#### [RECORDS SUPPLIED]
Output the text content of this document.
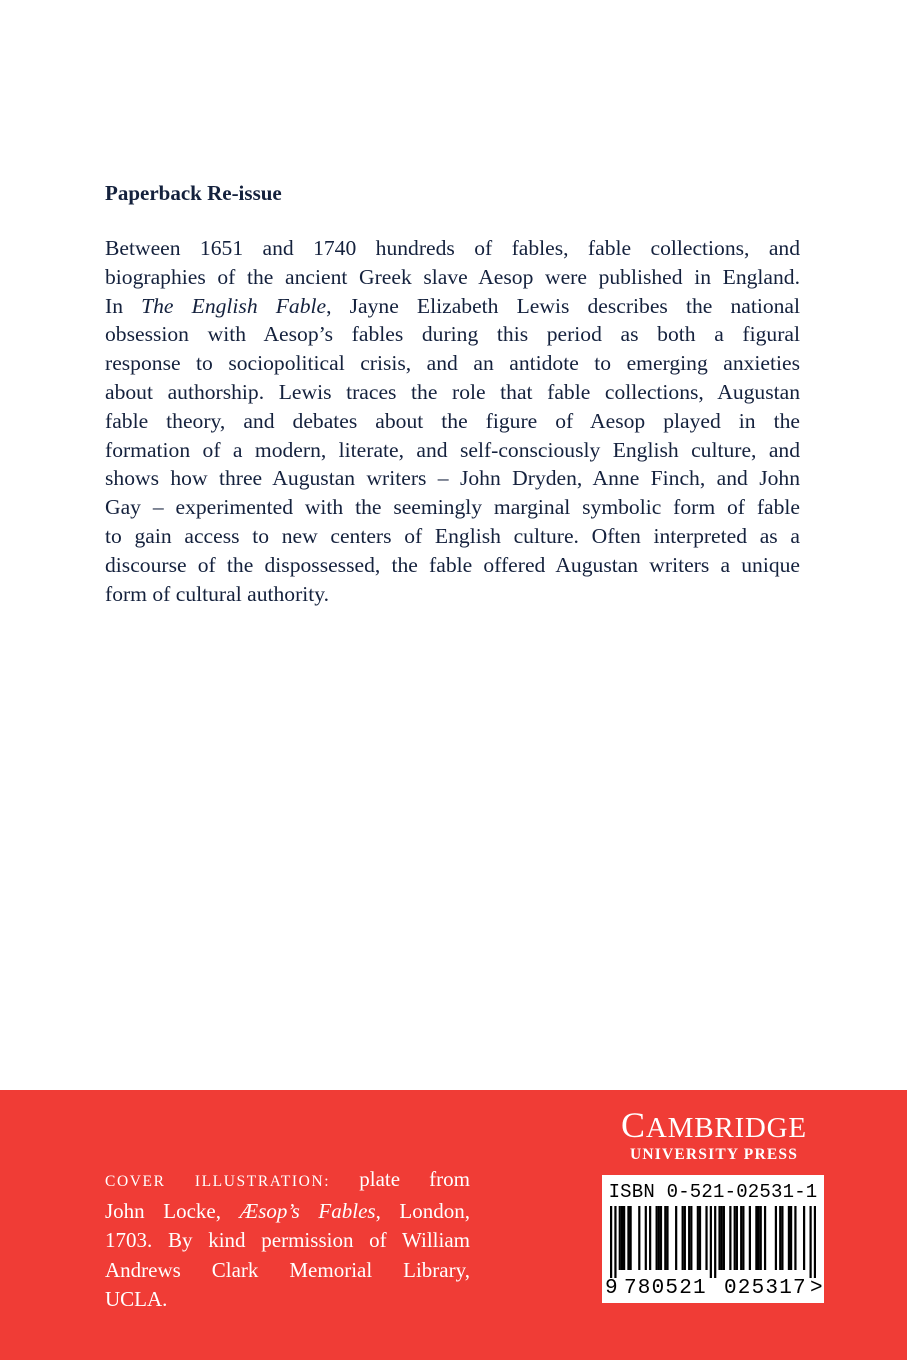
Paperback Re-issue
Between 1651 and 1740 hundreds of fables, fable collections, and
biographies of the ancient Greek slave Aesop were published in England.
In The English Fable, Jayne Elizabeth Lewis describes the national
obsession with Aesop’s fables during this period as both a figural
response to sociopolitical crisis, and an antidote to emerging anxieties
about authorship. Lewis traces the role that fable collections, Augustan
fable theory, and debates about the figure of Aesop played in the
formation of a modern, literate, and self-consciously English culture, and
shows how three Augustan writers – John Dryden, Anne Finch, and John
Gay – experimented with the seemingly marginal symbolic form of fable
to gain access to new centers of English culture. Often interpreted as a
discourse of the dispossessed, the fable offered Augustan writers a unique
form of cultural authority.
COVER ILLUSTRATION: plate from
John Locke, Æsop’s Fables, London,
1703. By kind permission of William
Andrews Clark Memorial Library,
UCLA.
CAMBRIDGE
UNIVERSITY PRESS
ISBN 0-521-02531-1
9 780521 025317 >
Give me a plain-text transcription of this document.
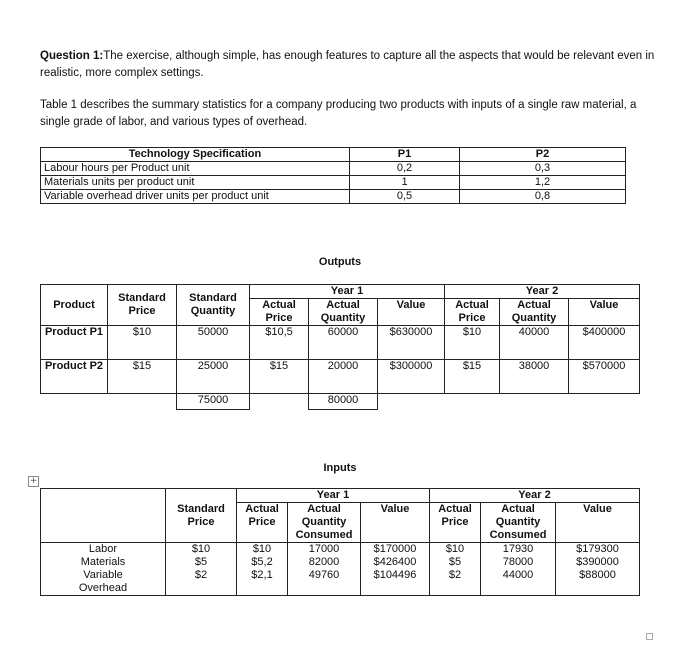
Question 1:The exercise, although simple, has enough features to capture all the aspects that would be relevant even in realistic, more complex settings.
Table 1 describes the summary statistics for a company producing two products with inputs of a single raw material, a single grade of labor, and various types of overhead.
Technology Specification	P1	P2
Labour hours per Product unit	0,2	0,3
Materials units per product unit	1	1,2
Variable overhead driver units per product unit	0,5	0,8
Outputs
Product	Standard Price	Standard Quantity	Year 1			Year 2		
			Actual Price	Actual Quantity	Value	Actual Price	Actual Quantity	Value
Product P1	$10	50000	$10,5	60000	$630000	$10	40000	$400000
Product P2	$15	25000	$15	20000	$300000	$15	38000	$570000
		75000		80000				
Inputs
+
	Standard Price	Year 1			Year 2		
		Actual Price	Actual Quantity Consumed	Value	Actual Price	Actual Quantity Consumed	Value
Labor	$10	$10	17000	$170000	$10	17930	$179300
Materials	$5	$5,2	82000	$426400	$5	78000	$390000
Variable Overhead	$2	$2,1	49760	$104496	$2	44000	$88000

...

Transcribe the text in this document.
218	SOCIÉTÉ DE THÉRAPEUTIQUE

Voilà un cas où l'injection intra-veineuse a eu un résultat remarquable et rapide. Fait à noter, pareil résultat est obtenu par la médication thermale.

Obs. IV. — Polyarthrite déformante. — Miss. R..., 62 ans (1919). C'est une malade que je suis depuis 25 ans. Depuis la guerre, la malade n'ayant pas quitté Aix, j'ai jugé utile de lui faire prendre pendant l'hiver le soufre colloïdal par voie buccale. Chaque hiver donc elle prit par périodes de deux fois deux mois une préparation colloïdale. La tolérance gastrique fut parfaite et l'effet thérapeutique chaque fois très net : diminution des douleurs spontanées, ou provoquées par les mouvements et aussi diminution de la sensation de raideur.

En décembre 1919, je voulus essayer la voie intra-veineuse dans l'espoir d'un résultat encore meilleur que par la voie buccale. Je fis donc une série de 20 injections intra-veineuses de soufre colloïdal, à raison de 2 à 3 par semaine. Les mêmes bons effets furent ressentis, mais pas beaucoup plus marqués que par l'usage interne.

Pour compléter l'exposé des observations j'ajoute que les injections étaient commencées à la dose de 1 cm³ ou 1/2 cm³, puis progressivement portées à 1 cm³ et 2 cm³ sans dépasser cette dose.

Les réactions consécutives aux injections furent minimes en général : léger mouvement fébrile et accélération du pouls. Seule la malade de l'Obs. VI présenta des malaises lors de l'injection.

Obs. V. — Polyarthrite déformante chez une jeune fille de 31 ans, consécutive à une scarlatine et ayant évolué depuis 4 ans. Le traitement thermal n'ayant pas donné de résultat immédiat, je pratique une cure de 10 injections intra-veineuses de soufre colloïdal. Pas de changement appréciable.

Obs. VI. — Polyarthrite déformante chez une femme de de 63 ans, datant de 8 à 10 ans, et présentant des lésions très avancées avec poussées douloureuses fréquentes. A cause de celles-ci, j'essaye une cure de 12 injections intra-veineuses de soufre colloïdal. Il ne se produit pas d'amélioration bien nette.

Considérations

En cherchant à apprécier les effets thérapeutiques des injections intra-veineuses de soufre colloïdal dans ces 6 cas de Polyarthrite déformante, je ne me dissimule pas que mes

==

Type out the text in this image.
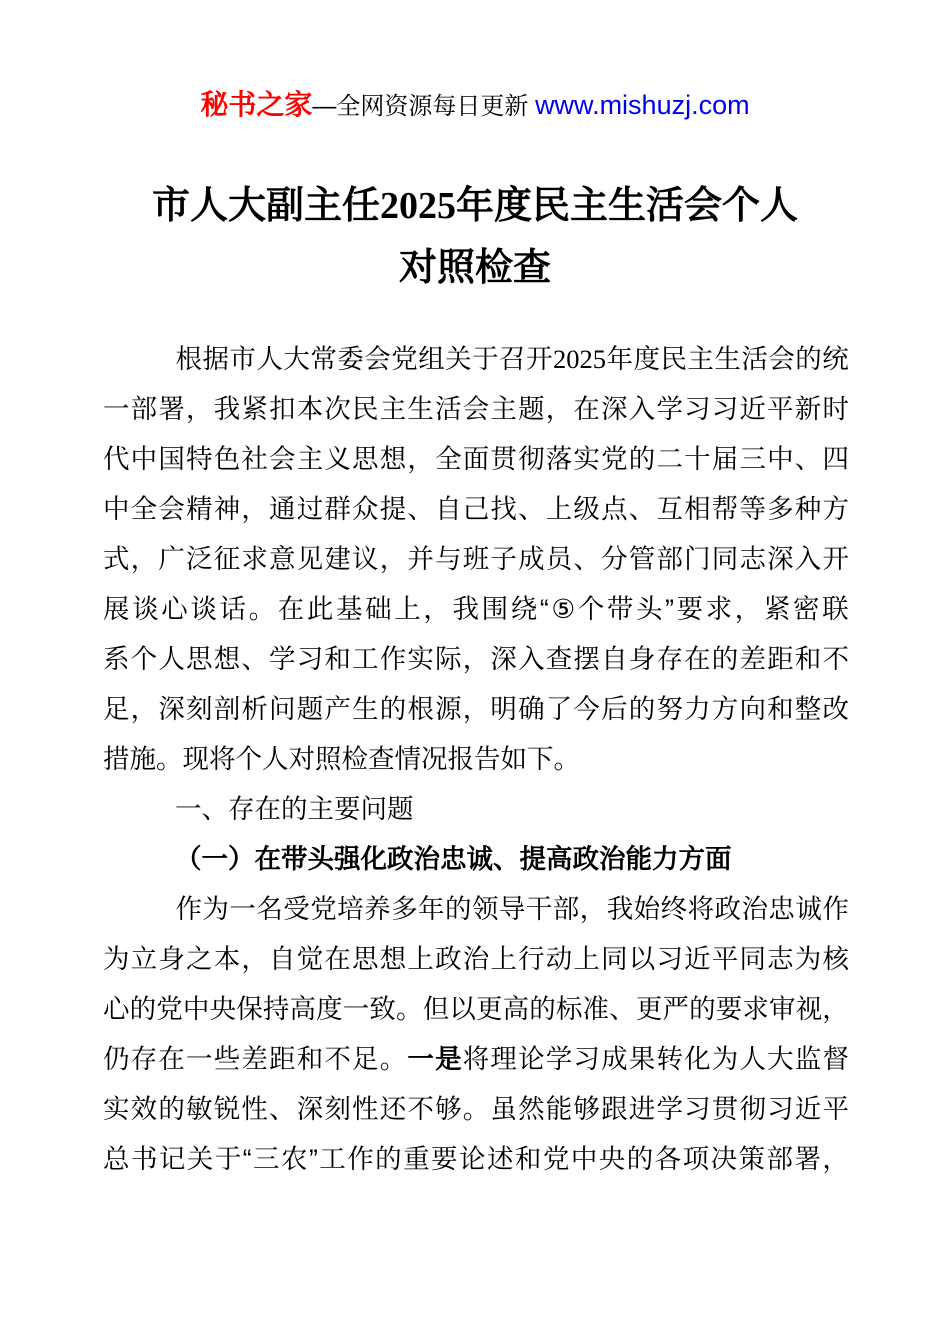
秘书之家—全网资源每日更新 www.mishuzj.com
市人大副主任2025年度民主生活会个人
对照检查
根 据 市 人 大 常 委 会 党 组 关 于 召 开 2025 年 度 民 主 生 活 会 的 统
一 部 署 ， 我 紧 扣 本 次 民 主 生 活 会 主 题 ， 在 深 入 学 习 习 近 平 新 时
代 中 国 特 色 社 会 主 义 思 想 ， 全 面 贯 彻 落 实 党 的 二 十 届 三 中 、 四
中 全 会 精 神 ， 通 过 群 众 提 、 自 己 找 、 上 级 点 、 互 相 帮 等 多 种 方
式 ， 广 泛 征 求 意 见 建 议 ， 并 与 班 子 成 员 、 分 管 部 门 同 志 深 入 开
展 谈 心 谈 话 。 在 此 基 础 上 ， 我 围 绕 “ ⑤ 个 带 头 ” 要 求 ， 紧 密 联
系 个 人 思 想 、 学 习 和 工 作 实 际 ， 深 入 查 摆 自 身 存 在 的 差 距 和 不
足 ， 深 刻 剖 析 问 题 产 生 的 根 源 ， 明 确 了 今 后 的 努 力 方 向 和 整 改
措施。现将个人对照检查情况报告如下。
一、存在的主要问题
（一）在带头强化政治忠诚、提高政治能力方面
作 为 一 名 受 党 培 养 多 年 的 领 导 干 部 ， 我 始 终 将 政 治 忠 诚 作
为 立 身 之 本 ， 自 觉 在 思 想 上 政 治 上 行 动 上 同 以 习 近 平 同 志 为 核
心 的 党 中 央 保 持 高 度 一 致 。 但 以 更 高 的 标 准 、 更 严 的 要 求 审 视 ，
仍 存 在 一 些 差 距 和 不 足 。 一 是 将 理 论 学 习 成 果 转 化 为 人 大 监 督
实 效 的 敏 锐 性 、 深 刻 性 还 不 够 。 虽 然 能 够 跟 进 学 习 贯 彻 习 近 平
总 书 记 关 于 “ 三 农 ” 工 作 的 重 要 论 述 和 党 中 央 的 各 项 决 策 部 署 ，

#### [WHAT IS NEEDED]
From the entries above, collect every line with the string "intra" in it.

#### [EXERCISE OUTPUT]
Voilà un cas où l'injection intra-veineuse a eu un résultat remarquable et rapide. Fait à noter, pareil résultat est obtenu par la médication thermale.
En décembre 1919, je voulus essayer la voie intra-veineuse dans l'espoir d'un résultat encore meilleur que par la voie buccale. Je fis donc une série de 20 injections intra-veineuses de soufre colloïdal, à raison de 2 à 3 par semaine. Les mêmes bons effets furent ressentis, mais pas beaucoup plus marqués que par l'usage interne.
Obs. V. — Polyarthrite déformante chez une jeune fille de 31 ans, consécutive à une scarlatine et ayant évolué depuis 4 ans. Le traitement thermal n'ayant pas donné de résultat immédiat, je pratique une cure de 10 injections intra-veineuses de soufre colloïdal. Pas de changement appréciable.
Obs. VI. — Polyarthrite déformante chez une femme de de 63 ans, datant de 8 à 10 ans, et présentant des lésions très avancées avec poussées douloureuses fréquentes. A cause de celles-ci, j'essaye une cure de 12 injections intra-veineuses de soufre colloïdal. Il ne se produit pas d'amélioration bien nette.
En cherchant à apprécier les effets thérapeutiques des injections intra-veineuses de soufre colloïdal dans ces 6 cas de Polyarthrite déformante, je ne me dissimule pas que mes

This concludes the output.